REQUIRED TASK - Of the lines in the listing below, how many hold "haben"? Answer with the number only.

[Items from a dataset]
═══

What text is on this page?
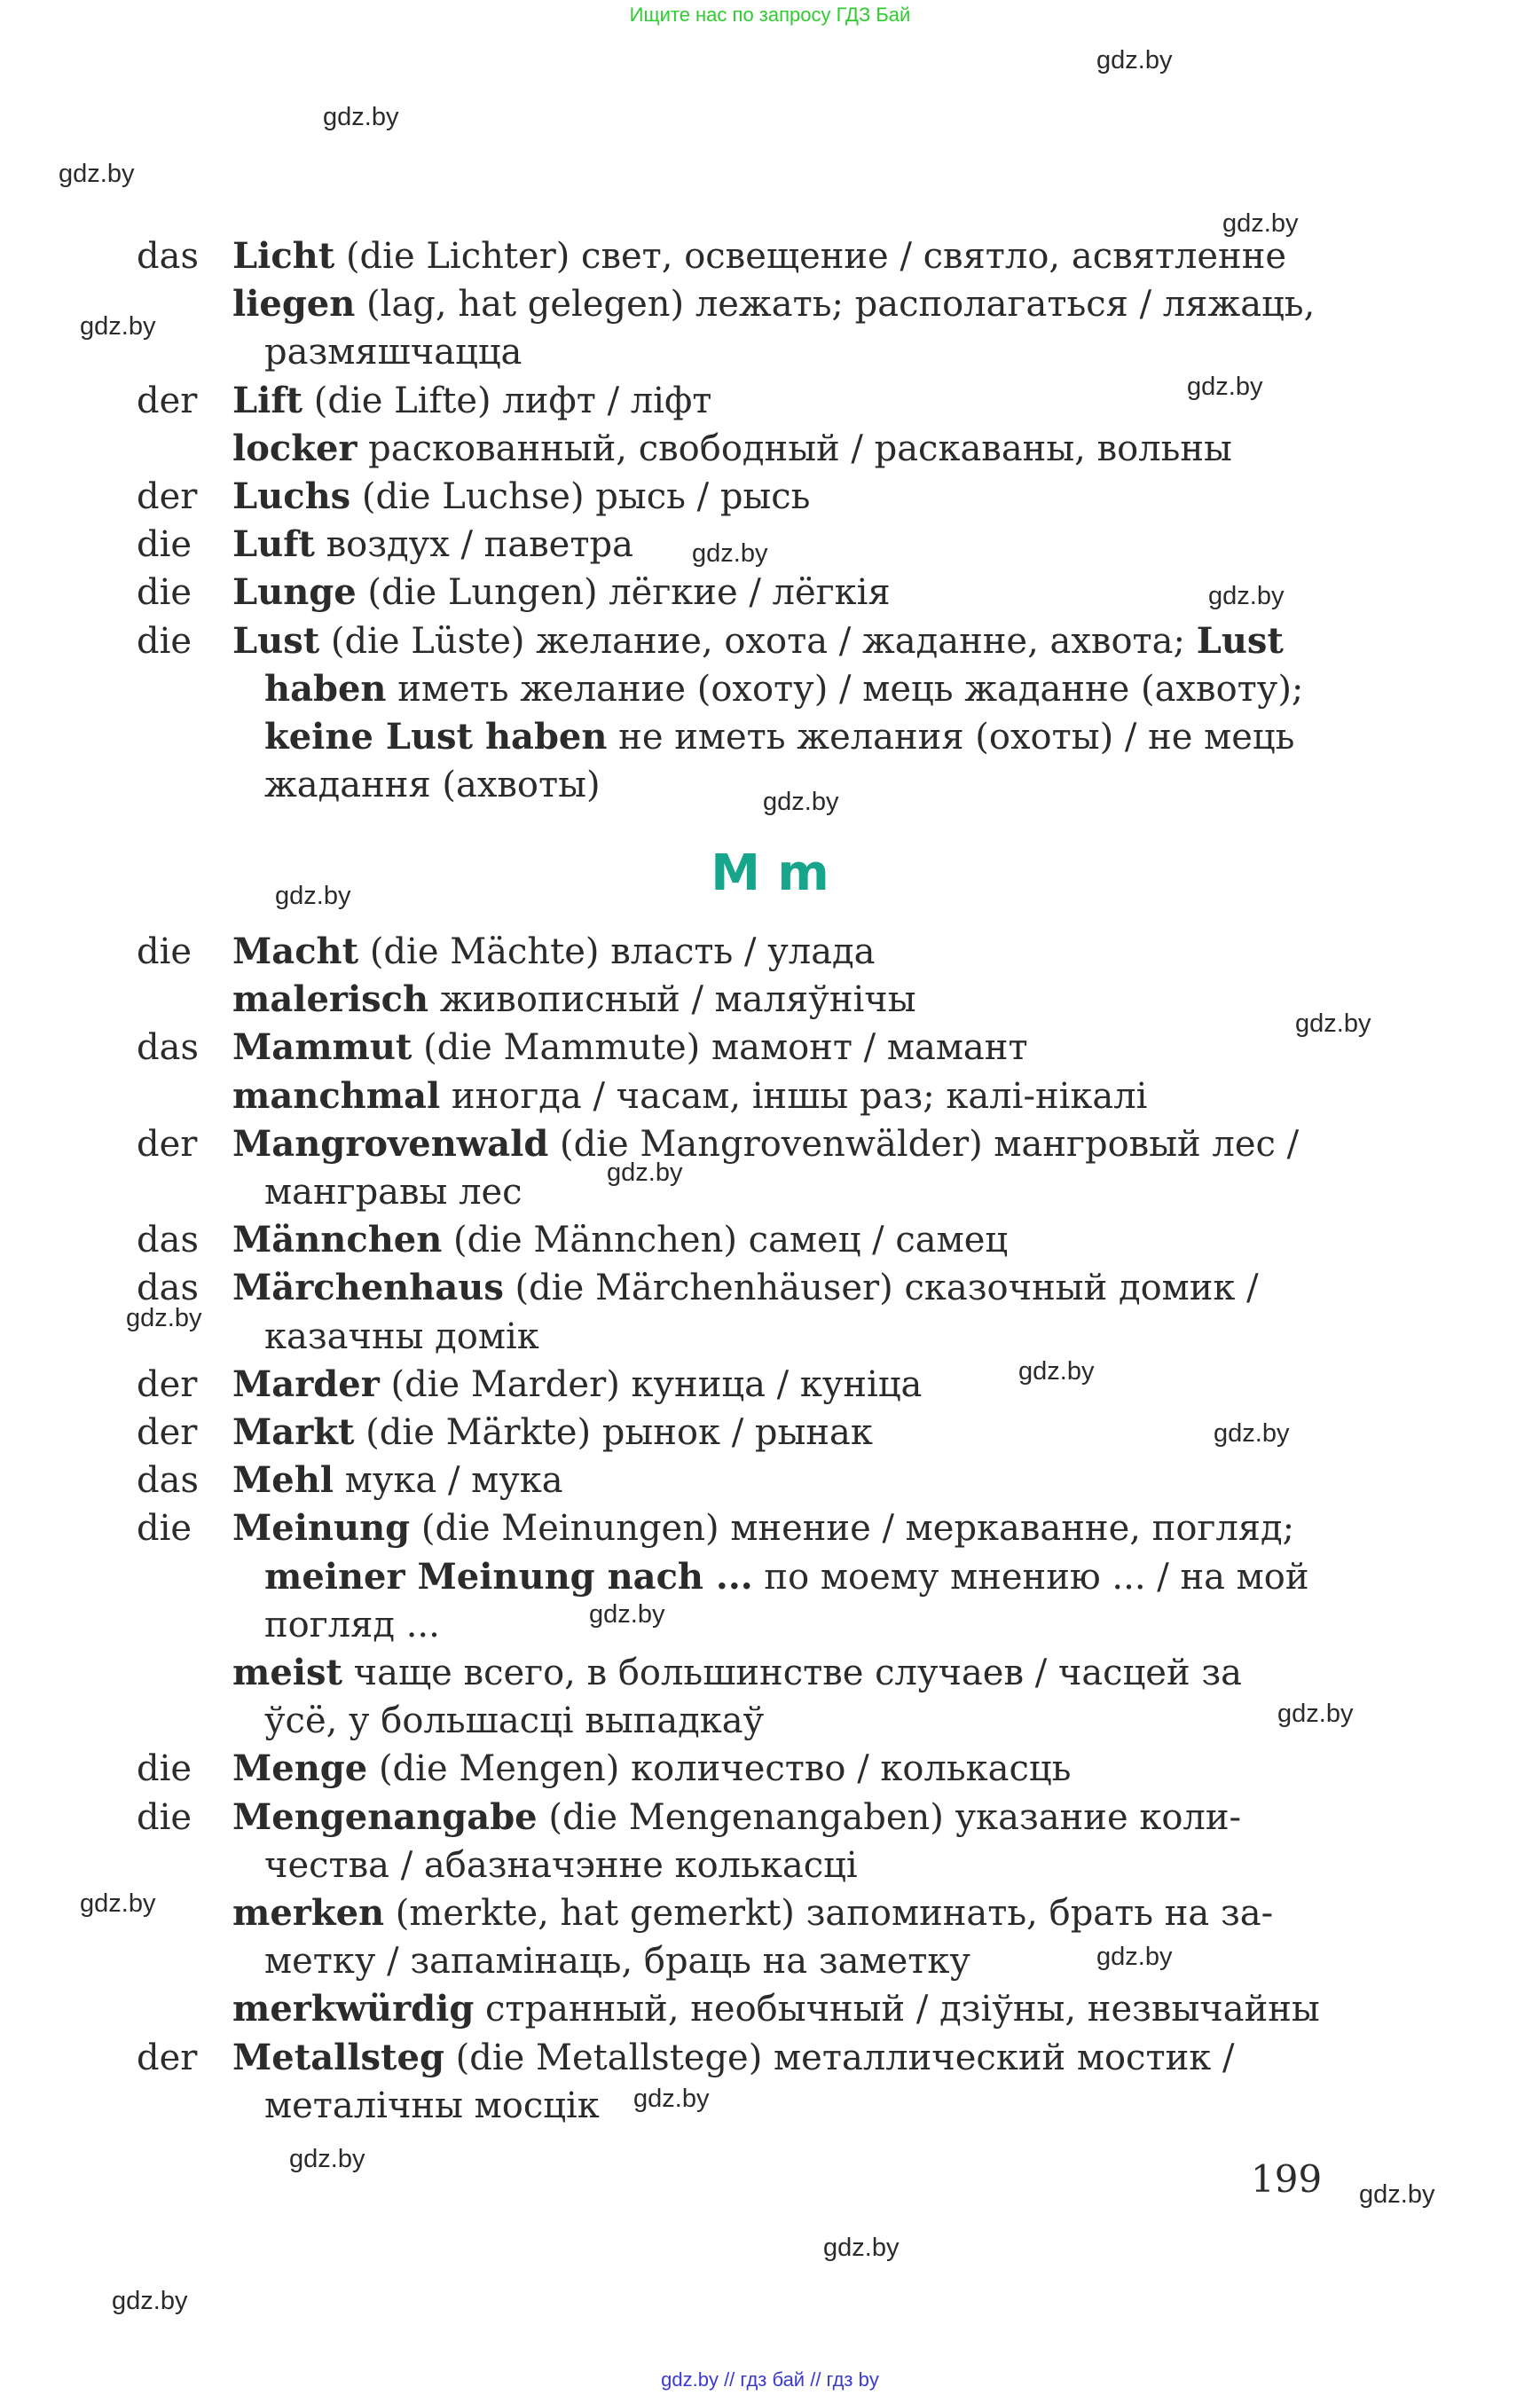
Ищите нас по запросу ГДЗ Бай
gdz.by
gdz.by
gdz.by
gdz.by
gdz.by
gdz.by
gdz.by
gdz.by
gdz.by
gdz.by
gdz.by
gdz.by
gdz.by
gdz.by
gdz.by
gdz.by
gdz.by
gdz.by
gdz.by
gdz.by
gdz.by
gdz.by
gdz.by
gdz.by
M m
das Licht (die Lichter) свет, освещение / святло, асвятленне
liegen (lag, hat gelegen) лежать; располагаться / ляжаць,
размяшчацца
der Lift (die Lifte) лифт / ліфт
locker раскованный, свободный / раскаваны, вольны
der Luchs (die Luchse) рысь / рысь
die	Luft воздух / паветра
die	Lunge (die Lungen) лёгкие / лёгкія
die	Lust (die Lüste) желание, охота / жаданне, ахвота; Lust
haben иметь желание (охоту) / мець жаданне (ахвоту);
keine Lust haben не иметь желания (охоты) / не мець
жадання (ахвоты)
die	Macht (die Mächte) власть / улада
malerisch живописный / маляўнічы
das Mammut (die Mammute) мамонт / мамант
manchmal иногда / часам, іншы раз; калі-нікалі
der Mangrovenwald (die Mangrovenwälder) мангровый лес /
мангравы лес
das Männchen (die Männchen) самец / самец
das Märchenhaus (die Märchenhäuser) сказочный домик /
казачны домік
der Marder (die Marder) куница / куніца
der Markt (die Märkte) рынок / рынак
das Mehl мука / мука
die	Meinung (die Meinungen) мнение / меркаванне, погляд;
meiner Meinung nach ... по моему мнению ... / на мой
погляд ...
meist чаще всего, в большинстве случаев / часцей за
ўсё, у большасці выпадкаў
die	Menge (die Mengen) количество / колькасць
die	Mengenangabe (die Mengenangaben) указание коли-
чества / абазначэнне колькасці
merken (merkte, hat gemerkt) запоминать, брать на за-
метку / запамінаць, браць на заметку
merkwürdig странный, необычный / дзіўны, незвычайны
der Metallsteg (die Metallstege) металлический мостик /
металічны мосцік
199
gdz.by // гдз бай // гдз by
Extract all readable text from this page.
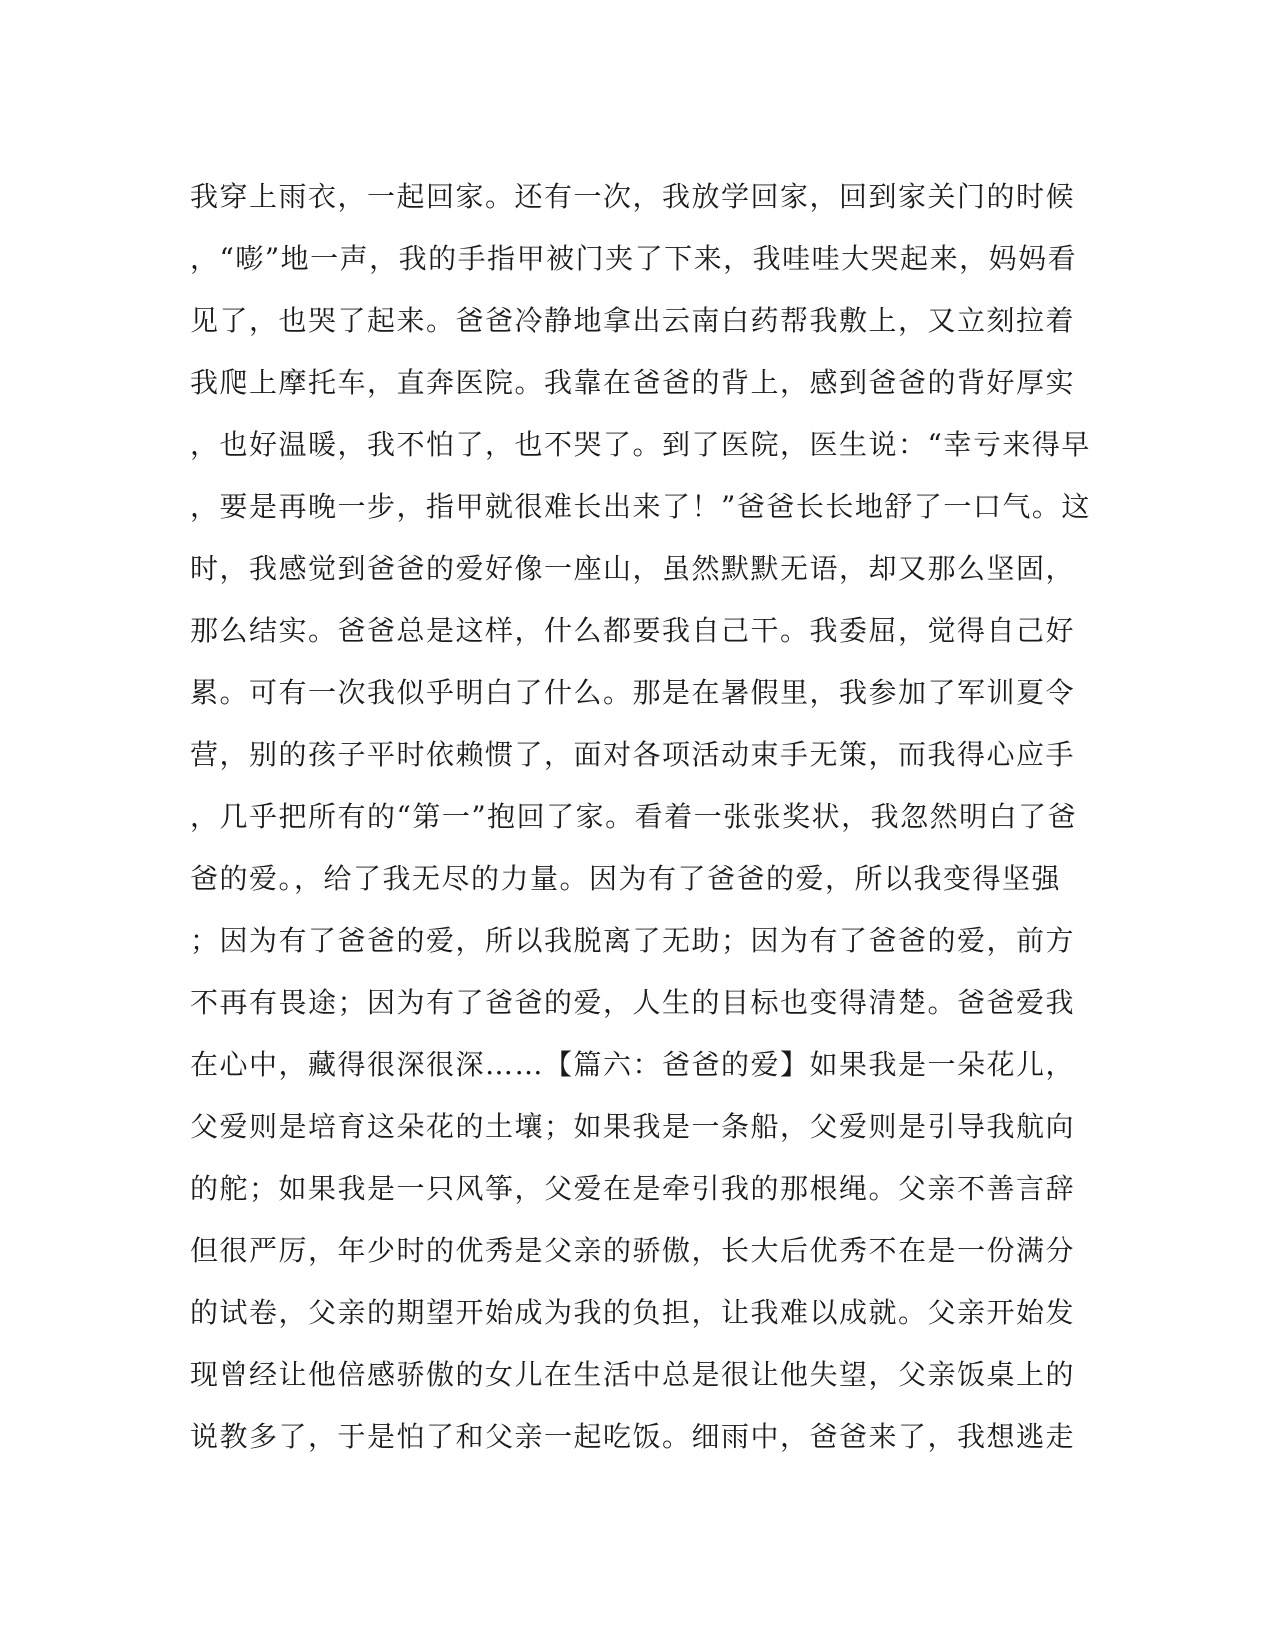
我穿上雨衣，一起回家。还有一次，我放学回家，回到家关门的时候
，“嘭”地一声，我的手指甲被门夹了下来，我哇哇大哭起来，妈妈看
见了，也哭了起来。爸爸冷静地拿出云南白药帮我敷上，又立刻拉着
我爬上摩托车，直奔医院。我靠在爸爸的背上，感到爸爸的背好厚实
，也好温暖，我不怕了，也不哭了。到了医院，医生说：“幸亏来得早
，要是再晚一步，指甲就很难长出来了！”爸爸长长地舒了一口气。这
时，我感觉到爸爸的爱好像一座山，虽然默默无语，却又那么坚固，
那么结实。爸爸总是这样，什么都要我自己干。我委屈，觉得自己好
累。可有一次我似乎明白了什么。那是在暑假里，我参加了军训夏令
营，别的孩子平时依赖惯了，面对各项活动束手无策，而我得心应手
，几乎把所有的“第一”抱回了家。看着一张张奖状，我忽然明白了爸
爸的爱。，给了我无尽的力量。因为有了爸爸的爱，所以我变得坚强
；因为有了爸爸的爱，所以我脱离了无助；因为有了爸爸的爱，前方
不再有畏途；因为有了爸爸的爱，人生的目标也变得清楚。爸爸爱我
在心中，藏得很深很深……【篇六：爸爸的爱】如果我是一朵花儿，
父爱则是培育这朵花的土壤；如果我是一条船，父爱则是引导我航向
的舵；如果我是一只风筝，父爱在是牵引我的那根绳。父亲不善言辞
但很严厉，年少时的优秀是父亲的骄傲，长大后优秀不在是一份满分
的试卷，父亲的期望开始成为我的负担，让我难以成就。父亲开始发
现曾经让他倍感骄傲的女儿在生活中总是很让他失望，父亲饭桌上的
说教多了，于是怕了和父亲一起吃饭。细雨中，爸爸来了，我想逃走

═══

EXERCISE OUTPUT - 2